__WRITTEN REQUEST A__. Reproduce the entries in Block 1 word for word, covering every one of them, and leave the pictures out.

__SELECTED EXCERPT__.
━━━━━━━━━━━━━━━━

Cherry Tree Farm Park
Home of a Thousand Happy Hens
1000 Happy Hens
17 April 500 new Battery Chickens arrived.
Most of our laying birds are ex-battery hens. This means that they have lived in a cage on a farm producing eggs. When the birds come to the end of their first year of laying they often go on a malt. This means they lose their feathers and stop eating and drinking their normal amount of food and water. They then stop laying eggs. Malt can last from 6 weeks to 6 months. The farmer will then have no more use for the birds as they become less profitable. These birds are are then earmarked to be killed. This is where we step in, we go to the farm and bring the birds here.
When they arrive they look like this. The battery
houses are kept very warm. So the chickens lose all
their feathers as they no longer need them. When the
chickens first come to cherry tree they have to be
lifted to their food and water and carried to bed at
night. As they are not use to walking anywhere. They
are used to their food and water being right in front
of them at all times. It doesn’t take them long to work
it out though. Most of them have it worked out in
about 5 to 6 days. If they go out into the field in
summer when it is warm they do not tend to grow their
feathers back very quickly. As they do not need them.

━━━━━━━━━━━━━━━━

__MATERIAL TO PROCESS__.
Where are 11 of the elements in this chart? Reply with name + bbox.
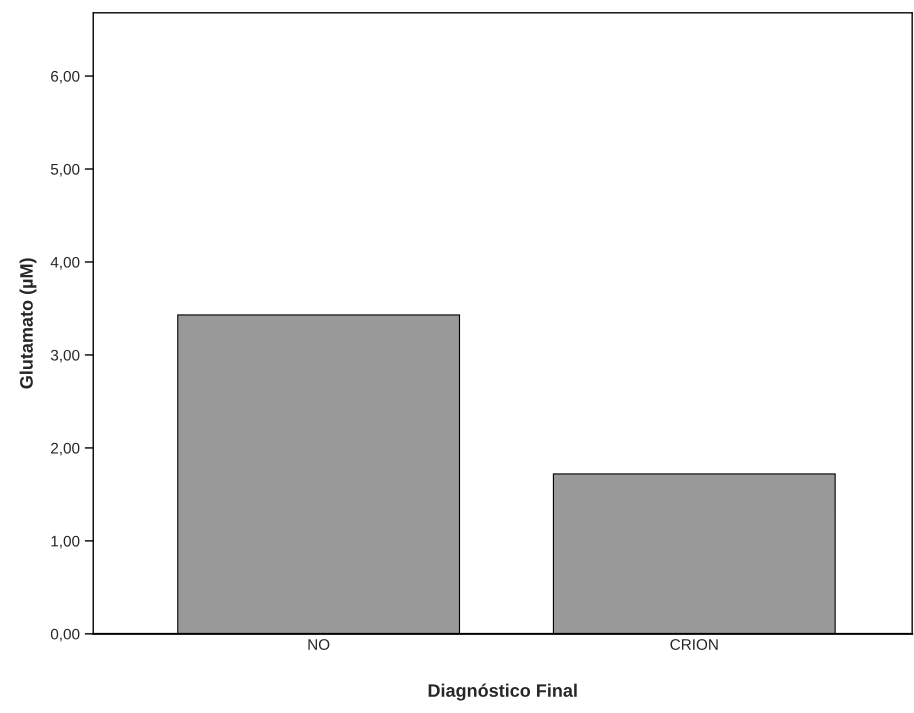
y-tick-label: 6,00 <box>51 70 80 84</box>
y-tick-label: 1,00 <box>51 536 80 548</box>
x-tick-label: CRION <box>670 639 718 650</box>
x-tick-label: NO <box>308 639 330 650</box>
y-tick-label: 0,00 <box>50 628 80 642</box>
y-tick-label: 2,00 <box>51 442 80 456</box>
x-axis-title: Diagnóstico Final <box>428 684 577 701</box>
y-tick-label: 3,00 <box>50 350 80 362</box>
y-tick-label: 5,00 <box>50 164 80 177</box>
y-tick-label: 4,00 <box>50 256 80 270</box>
y-axis-title: Glutamato (µM) <box>20 258 36 388</box>
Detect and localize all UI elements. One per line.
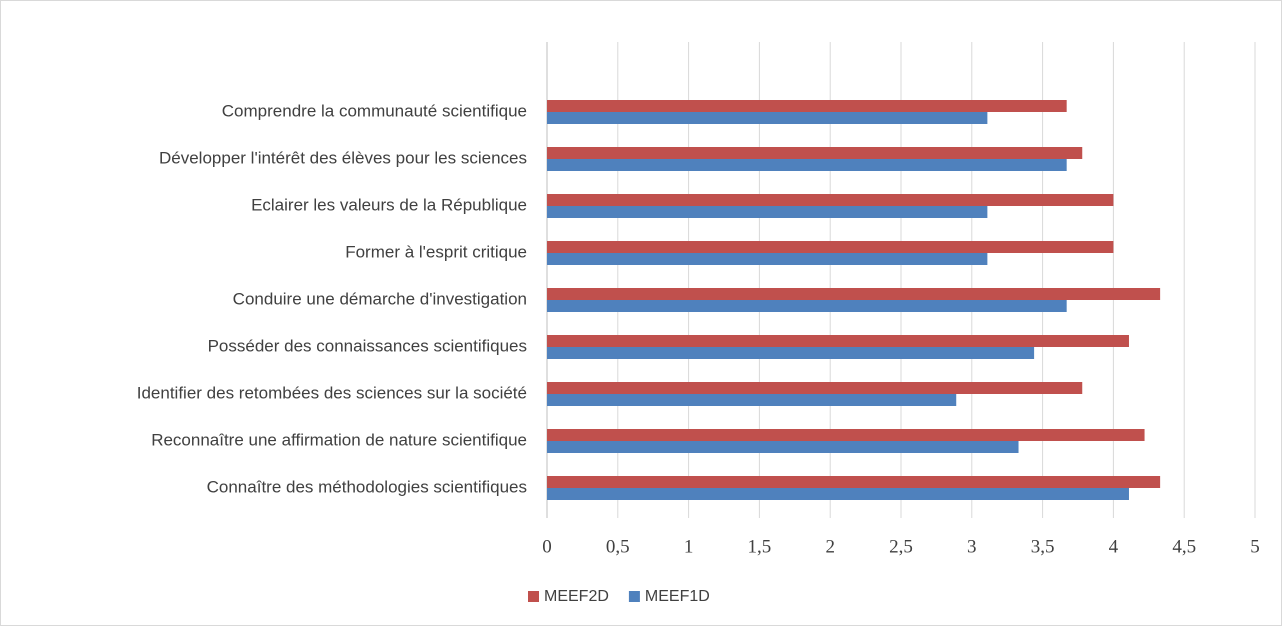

━━━━━━━━━━━━━━━━

__WRITTEN REQUEST B__. According to the hens page, what changes happen to a hen during a malt? List each one.

__FULL ANSWER A__.
Where are 11 of the elements in this chart? Reply with name + bbox.
y-tick-label: 6,00 <box>51 70 80 84</box>
y-tick-label: 1,00 <box>51 536 80 548</box>
x-tick-label: CRION <box>670 639 718 650</box>
x-tick-label: NO <box>308 639 330 650</box>
y-tick-label: 0,00 <box>50 628 80 642</box>
y-tick-label: 2,00 <box>51 442 80 456</box>
x-axis-title: Diagnóstico Final <box>428 684 577 701</box>
y-tick-label: 3,00 <box>50 350 80 362</box>
y-tick-label: 5,00 <box>50 164 80 177</box>
y-tick-label: 4,00 <box>50 256 80 270</box>
y-axis-title: Glutamato (µM) <box>20 258 36 388</box>
Detect and localize all UI elements. One per line.

__FULL ANSWER B__.
- It loses its feathers.
- It stops eating and drinking its normal amount of food and water.
- It stops laying eggs.